> _Görevler_
1. Blog yazısına göre şu soruları cevapla:
(a) Yazar bloğunu açarken neyi unuttuğunu fark etmiş?
(b) Yazar Spotify'da ortalama kaç farklı şarkı dinlemiş?
(c) Yazar şu anda kaç parçalı, kaçıncı puzzle üzerinde çalışıyor?
2. Blog yazısına göre yarım gün çalışmanın yazara nasıl bir etkisi olmuş? Bir iki cümleyle açıkla.
3. Blog yazısının bir bölümünü olduğu gibi yeniden yaz: "Uzun zamandan sonra" sözleriyle başla, "tuttu mu bakayım?" sözlerinden sonra dur.

Uzun zamandan sonra ilk kez bloğumu açtım. Inanır mısınız şifremi unutmuşum... şu aralar unuttuğum bir şeyler oluyor. Doğru. Aklımızı kurcalayacak bambaşka konular ve sıkıntılar bulabiliyoruz kendimize. Doğrusu şu ki kendimden ne zaman uzaklaştığımı bulmaya çalıştığım bir dönemdeyim. Hangi ara çok sevdiğim şeyleri yapmak istemez oldum ? Nasıl bu kadar izole bir hayat yaşar oldum ? Günseli " yaştandır o yaştandır..." diyordur şimdi. 2018'in de defterini dürdük . Sıra geldi 2019'a... hayatlarımızda değişmeler oldu. Yeni kararlar aldık. Uyguladık. Veya uygulayamadık. Defterlere yazdığımız aylık, yıllık programlar tuttu mu bakayım?
Bu sene ben yine yurt dışına çıkamadım malum dolar - euro zorladı baya. Türkiye içi bir iki tatil yapma fırsatı buldum . Genelde uzun tatillerin hepsinde çalıştım diyebilirim. Çünkü isimde bir iki değişikliğe giriştim ve ek bir iş daha yapmaya başladım. Yarım gün çalışma erken uyanmamı , erken uyanmam daha dinç olmamı sağladı. Akşam yürüyüşlerini bir rutine bağlamakta bu sene yaptığım güzel şeylerden biriydi. Parasız , çantasız hicbir şey olmadan radyasyon yayılımı azaltılmış bir - iki saat geçirmek gerçekten muhteşem oluyor. Bu sene daha fazla yabancı dizi takip ettim Netflix sağolsun. Hayatımda televizyonda olmadığı için, bana ayrılan saatlerin bir kısmını bu tip dizileri takip etmekte harcadım. Geçen seneye nazaran bu sene daha çok puzzle yaptım 1000 parçalı 6. Puzzle üzerinde çalışıyorum. Son aldığım Alaçatı'nın güzel sokaklarindan bir görüntü :) spotify'da ortalama 7000 farklı şarki dinlemişim. 2018 karma listemi şuanda zevkle dinliyorum. Farklı türlerde şarkılar mevcut. Bu sene son donem dinlenne zamanlarimda Olafur Arnalds dinliyorum. Baya sevdim. Son okuduğum kitap Aret Vartanyan'ın " Eski Sevgililer Oteli" olacakmış gibi duruyor ki yeni yıla 2 gün kala yazıyı yazdığımı düşünürsek değişebilir.

> _Veri satırları_
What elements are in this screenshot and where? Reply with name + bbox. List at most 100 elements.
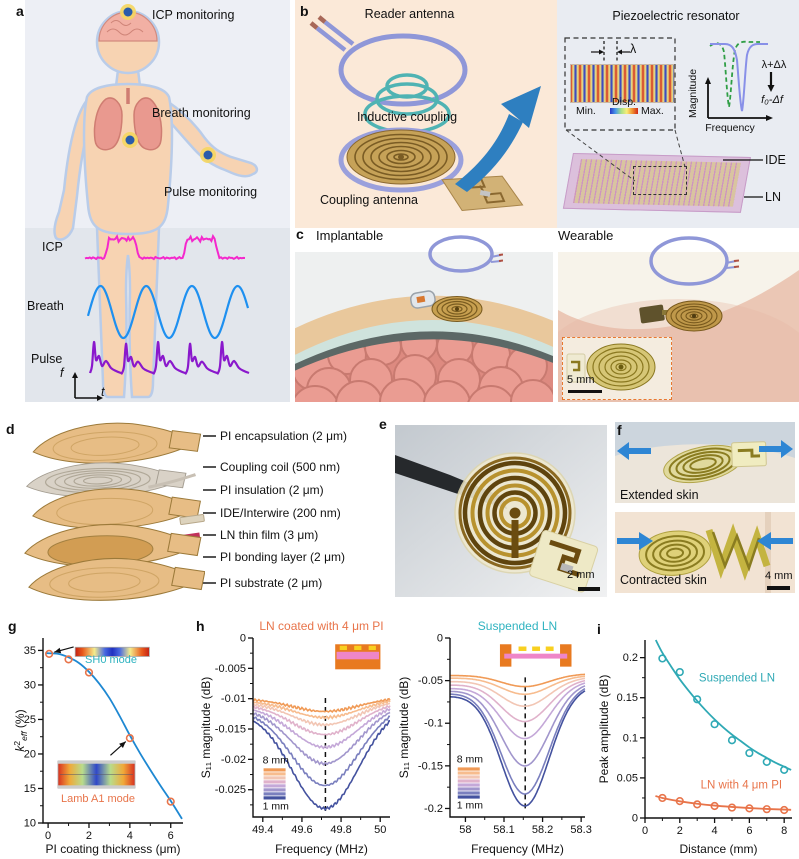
min-label: Min. — [576, 105, 596, 117]
reader-loop-icon-wearable — [649, 236, 740, 286]
svg-text:1 mm: 1 mm — [457, 799, 484, 811]
panel-label-b: b — [300, 3, 309, 19]
panel-label-a: a — [16, 3, 24, 19]
icp-wave-label: ICP — [42, 240, 63, 254]
svg-text:0.1: 0.1 — [623, 732, 638, 744]
panel-label-g: g — [8, 618, 17, 634]
device-photo — [395, 425, 607, 597]
stretch-arrow-right — [759, 440, 793, 458]
panel-label-i: i — [597, 621, 601, 637]
svg-text:10: 10 — [24, 818, 36, 830]
frequency-axis-label: Frequency — [705, 122, 755, 134]
svg-text:0: 0 — [642, 825, 648, 837]
lungs-illustration — [93, 88, 163, 151]
disp-label: Disp. — [612, 96, 636, 108]
svg-text:4: 4 — [127, 830, 133, 842]
panel-label-f: f — [617, 422, 622, 438]
svg-text:Distance (mm): Distance (mm) — [679, 842, 757, 856]
extended-skin-photo — [615, 422, 795, 503]
svg-text:25: 25 — [24, 714, 36, 726]
svg-text:49.6: 49.6 — [291, 824, 312, 836]
reader-loop-icon-implantable — [428, 235, 503, 273]
inset-scale-label: 5 mm — [567, 374, 595, 386]
svg-text:-0.015: -0.015 — [215, 724, 246, 736]
reader-antenna-label: Reader antenna — [364, 7, 455, 21]
brain-illustration — [98, 11, 158, 42]
wearable-label: Wearable — [558, 228, 614, 243]
svg-text:-0.2: -0.2 — [424, 803, 443, 815]
svg-text:35: 35 — [24, 645, 36, 657]
scale-label-e: 2 mm — [567, 569, 595, 581]
ln-label: LN — [765, 190, 781, 204]
svg-text:4: 4 — [712, 825, 718, 837]
svg-text:8: 8 — [781, 825, 787, 837]
panel-label-d: d — [6, 421, 15, 437]
svg-text:49.8: 49.8 — [330, 824, 351, 836]
svg-text:-0.15: -0.15 — [418, 760, 443, 772]
coupling-antenna-coil — [338, 127, 464, 193]
scale-bar-f — [767, 586, 790, 590]
layer-label-row: IDE/Interwire (200 nm) — [203, 506, 341, 520]
physiological-waveforms — [72, 233, 250, 401]
pulse-monitoring-label: Pulse monitoring — [164, 185, 258, 199]
svg-text:-0.01: -0.01 — [221, 693, 246, 705]
inset-device-photo — [566, 343, 656, 391]
wearable-device — [639, 300, 723, 332]
human-body-illustration — [53, 4, 259, 399]
wavelength-label: λ — [630, 42, 637, 56]
svg-text:20: 20 — [24, 748, 36, 760]
svg-text:-0.05: -0.05 — [418, 675, 443, 687]
scalp-layer — [295, 295, 553, 355]
svg-text:0: 0 — [240, 633, 246, 645]
svg-text:50: 50 — [374, 824, 386, 836]
svg-text:8 mm: 8 mm — [263, 754, 290, 766]
inductive-coupling-label: Inductive coupling — [356, 110, 458, 124]
skull-layer — [295, 316, 553, 364]
svg-text:-0.025: -0.025 — [215, 784, 246, 796]
icp-monitoring-label: ICP monitoring — [152, 8, 235, 22]
max-label: Max. — [641, 105, 664, 117]
peak-amplitude-chart: Suspended LN LN with 4 μm PI 0 2 4 6 8 0 0.05 0.1… — [597, 639, 792, 856]
svg-text:6: 6 — [168, 830, 174, 842]
svg-text:58.1: 58.1 — [493, 824, 514, 836]
svg-text:S₁₁ magnitude (dB): S₁₁ magnitude (dB) — [397, 677, 411, 778]
coupling-antenna-label: Coupling antenna — [320, 193, 418, 207]
s11-chart-suspended: 58 58.1 58.2 58.3 0 -0.05 -0.1 -0.15 -0.2 8 mm 1 m… — [397, 619, 592, 856]
extended-skin-label: Extended skin — [620, 488, 699, 502]
sensor-dot-wrist — [200, 147, 216, 163]
svg-text:15: 15 — [24, 783, 36, 795]
svg-text:Peak amplitude (dB): Peak amplitude (dB) — [597, 675, 611, 784]
ide-label: IDE — [765, 153, 786, 167]
svg-text:58.2: 58.2 — [532, 824, 553, 836]
antenna-coupling-illustration — [309, 15, 541, 212]
sensor-dot-head — [120, 4, 136, 20]
device-tab — [529, 530, 599, 593]
svg-text:Suspended LN: Suspended LN — [478, 619, 557, 633]
svg-text:PI coating thickness (μm): PI coating thickness (μm) — [46, 842, 181, 856]
stretch-arrow-left — [617, 442, 651, 460]
resonator-title: Piezoelectric resonator — [612, 9, 740, 23]
mini-resonance-plot — [705, 40, 773, 121]
implanted-device — [409, 290, 483, 322]
sensor-dot-chest — [122, 132, 138, 148]
layer-label-row: PI encapsulation (2 μm) — [203, 429, 347, 443]
svg-text:58.3: 58.3 — [570, 824, 591, 836]
layer-label-row: PI bonding layer (2 μm) — [203, 550, 345, 564]
mode-dashed-box — [564, 37, 676, 131]
svg-text:0: 0 — [45, 830, 51, 842]
original-resonance-curve — [710, 43, 768, 112]
displacement-colorbar — [610, 108, 638, 114]
inset-scale-bar — [568, 390, 602, 393]
frequency-shift-label: f₀-Δf — [761, 94, 783, 106]
layer-pi-encapsulation — [31, 422, 203, 468]
svg-text:58: 58 — [459, 824, 471, 836]
scale-label-f: 4 mm — [765, 570, 793, 582]
svg-text:0.05: 0.05 — [617, 772, 638, 784]
svg-text:0: 0 — [632, 813, 638, 825]
panel-label-e: e — [379, 416, 387, 432]
svg-text:8 mm: 8 mm — [457, 753, 484, 765]
layer-label-row: LN thin film (3 μm) — [203, 528, 318, 542]
svg-text:k2eff (%): k2eff (%) — [12, 709, 29, 751]
s11-chart-coated: 49.4 49.6 49.8 50 0 -0.005 -0.01 -0.015 -0.02 -0.… — [199, 619, 391, 856]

> _Görev sonuçları_
1.
(a) Şifresini.
(b) Ortalama 7000 farklı şarkı.
(c) 1000 parçalı 6. puzzle üzerinde.

2. Yarım gün çalışmak yazarın erken uyanmasını sağlamış. Erken uyanmak da onun daha dinç olmasını sağlamış.

3.
Uzun zamandan sonra ilk kez bloğumu açtım. Inanır mısınız şifremi unutmuşum... şu aralar unuttuğum bir şeyler oluyor. Doğru. Aklımızı kurcalayacak bambaşka konular ve sıkıntılar bulabiliyoruz kendimize. Doğrusu şu ki kendimden ne zaman uzaklaştığımı bulmaya çalıştığım bir dönemdeyim. Hangi ara çok sevdiğim şeyleri yapmak istemez oldum ? Nasıl bu kadar izole bir hayat yaşar oldum ? Günseli " yaştandır o yaştandır..." diyordur şimdi. 2018'in de defterini dürdük . Sıra geldi 2019'a... hayatlarımızda değişmeler oldu. Yeni kararlar aldık. Uyguladık. Veya uygulayamadık. Defterlere yazdığımız aylık, yıllık programlar tuttu mu bakayım?